> [Set problem]:
In the entries that follow, find the word "icon" and report each line it is on.

> [Records provided]:
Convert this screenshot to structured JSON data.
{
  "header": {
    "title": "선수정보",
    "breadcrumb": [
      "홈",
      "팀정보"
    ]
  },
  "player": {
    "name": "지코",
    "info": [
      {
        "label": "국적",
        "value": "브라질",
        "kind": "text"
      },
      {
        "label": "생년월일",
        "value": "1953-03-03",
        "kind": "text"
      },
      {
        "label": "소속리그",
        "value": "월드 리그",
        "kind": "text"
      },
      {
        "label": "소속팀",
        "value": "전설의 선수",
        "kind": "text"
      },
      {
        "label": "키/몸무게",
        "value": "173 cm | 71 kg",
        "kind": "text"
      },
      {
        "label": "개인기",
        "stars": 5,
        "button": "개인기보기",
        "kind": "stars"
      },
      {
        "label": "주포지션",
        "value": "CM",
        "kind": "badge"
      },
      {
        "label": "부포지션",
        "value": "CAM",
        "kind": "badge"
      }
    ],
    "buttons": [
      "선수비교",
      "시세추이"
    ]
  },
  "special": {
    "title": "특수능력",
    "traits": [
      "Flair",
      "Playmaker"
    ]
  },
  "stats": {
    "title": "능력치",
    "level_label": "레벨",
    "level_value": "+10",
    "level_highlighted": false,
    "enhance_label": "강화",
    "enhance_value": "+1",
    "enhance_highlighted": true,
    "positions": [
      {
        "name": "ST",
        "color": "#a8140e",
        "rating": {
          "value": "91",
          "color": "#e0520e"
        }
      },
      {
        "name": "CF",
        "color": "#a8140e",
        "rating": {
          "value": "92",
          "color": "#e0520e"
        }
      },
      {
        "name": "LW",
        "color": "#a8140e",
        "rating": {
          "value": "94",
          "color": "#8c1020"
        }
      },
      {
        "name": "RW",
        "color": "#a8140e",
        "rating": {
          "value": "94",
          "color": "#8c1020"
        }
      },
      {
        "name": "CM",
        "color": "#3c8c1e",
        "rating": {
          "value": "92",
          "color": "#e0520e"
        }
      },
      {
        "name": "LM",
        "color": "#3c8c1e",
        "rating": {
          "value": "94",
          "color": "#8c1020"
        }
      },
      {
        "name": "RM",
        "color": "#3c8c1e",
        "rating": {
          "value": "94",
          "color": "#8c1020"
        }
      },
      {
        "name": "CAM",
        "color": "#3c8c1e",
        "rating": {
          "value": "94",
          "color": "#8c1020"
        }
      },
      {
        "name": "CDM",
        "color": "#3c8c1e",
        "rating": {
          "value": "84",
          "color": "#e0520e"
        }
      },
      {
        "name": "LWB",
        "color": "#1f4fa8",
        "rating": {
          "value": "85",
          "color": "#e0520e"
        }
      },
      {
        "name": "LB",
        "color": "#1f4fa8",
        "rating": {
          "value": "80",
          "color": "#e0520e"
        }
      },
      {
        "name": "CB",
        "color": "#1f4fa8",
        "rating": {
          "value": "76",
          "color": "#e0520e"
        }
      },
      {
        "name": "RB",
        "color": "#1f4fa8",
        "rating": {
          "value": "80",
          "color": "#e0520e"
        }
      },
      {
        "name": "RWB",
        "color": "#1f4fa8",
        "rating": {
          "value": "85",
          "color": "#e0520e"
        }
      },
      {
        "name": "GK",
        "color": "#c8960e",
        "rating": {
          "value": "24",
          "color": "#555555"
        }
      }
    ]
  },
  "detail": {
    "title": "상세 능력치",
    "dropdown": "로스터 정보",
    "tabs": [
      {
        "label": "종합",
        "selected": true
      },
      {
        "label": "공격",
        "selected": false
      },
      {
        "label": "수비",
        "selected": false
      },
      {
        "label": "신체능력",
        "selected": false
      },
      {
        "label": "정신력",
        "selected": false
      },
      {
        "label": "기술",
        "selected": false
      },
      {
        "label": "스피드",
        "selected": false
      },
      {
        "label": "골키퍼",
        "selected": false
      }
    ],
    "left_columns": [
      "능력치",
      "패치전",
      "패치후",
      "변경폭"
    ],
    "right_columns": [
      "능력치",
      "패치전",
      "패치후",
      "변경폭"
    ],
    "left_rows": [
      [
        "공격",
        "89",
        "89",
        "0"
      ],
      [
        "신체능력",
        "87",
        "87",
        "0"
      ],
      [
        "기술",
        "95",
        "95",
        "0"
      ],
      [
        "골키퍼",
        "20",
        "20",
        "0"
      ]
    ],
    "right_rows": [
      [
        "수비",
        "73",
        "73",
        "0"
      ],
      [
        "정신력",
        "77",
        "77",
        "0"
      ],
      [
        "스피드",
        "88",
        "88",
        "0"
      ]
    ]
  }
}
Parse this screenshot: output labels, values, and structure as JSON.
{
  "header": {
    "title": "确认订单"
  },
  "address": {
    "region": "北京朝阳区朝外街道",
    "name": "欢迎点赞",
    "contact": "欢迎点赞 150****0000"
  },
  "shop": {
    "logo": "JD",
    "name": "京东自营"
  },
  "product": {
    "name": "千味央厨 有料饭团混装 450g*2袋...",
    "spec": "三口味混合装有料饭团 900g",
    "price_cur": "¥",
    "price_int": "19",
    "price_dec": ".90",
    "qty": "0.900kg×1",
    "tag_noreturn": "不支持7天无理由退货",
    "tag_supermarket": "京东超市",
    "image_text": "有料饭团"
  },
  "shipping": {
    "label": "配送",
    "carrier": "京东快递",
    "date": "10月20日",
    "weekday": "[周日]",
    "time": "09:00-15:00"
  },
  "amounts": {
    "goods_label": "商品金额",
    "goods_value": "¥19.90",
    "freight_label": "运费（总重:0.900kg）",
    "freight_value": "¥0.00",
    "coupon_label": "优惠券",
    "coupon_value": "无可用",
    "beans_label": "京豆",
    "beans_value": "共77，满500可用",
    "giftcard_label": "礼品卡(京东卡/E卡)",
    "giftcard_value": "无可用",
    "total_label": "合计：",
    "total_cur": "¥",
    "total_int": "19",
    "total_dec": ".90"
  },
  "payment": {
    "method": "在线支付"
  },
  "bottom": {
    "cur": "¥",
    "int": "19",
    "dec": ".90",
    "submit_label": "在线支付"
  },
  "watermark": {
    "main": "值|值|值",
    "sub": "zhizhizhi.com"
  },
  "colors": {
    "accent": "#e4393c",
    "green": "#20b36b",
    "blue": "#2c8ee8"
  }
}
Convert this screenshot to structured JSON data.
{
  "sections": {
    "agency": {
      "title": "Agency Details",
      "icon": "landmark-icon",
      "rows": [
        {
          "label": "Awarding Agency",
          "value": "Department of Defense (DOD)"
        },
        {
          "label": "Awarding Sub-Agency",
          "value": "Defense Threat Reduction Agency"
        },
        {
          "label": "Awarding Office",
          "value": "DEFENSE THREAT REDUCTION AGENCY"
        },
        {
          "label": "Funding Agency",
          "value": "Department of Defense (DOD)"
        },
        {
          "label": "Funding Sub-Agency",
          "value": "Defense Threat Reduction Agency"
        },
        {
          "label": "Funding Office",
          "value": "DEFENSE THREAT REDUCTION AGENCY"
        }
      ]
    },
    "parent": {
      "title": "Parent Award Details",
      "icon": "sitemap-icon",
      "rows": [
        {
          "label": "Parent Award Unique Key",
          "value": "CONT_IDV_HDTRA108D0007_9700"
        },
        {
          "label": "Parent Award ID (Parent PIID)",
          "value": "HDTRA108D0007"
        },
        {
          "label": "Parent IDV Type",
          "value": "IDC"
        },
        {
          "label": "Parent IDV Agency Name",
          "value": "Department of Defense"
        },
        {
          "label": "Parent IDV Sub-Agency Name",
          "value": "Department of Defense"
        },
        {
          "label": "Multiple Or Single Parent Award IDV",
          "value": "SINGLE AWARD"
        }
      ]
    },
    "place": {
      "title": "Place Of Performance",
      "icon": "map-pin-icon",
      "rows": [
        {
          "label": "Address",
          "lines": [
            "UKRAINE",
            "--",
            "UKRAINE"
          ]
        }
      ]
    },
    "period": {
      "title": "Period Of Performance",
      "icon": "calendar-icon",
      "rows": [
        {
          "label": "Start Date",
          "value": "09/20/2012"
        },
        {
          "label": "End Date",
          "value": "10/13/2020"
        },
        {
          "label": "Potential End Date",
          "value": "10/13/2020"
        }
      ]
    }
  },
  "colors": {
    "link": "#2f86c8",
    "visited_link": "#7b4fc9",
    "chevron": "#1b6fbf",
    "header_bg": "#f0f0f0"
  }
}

> [Full answer]:
      "icon": "landmark-icon",
      "icon": "sitemap-icon",
      "icon": "map-pin-icon",
      "icon": "calendar-icon",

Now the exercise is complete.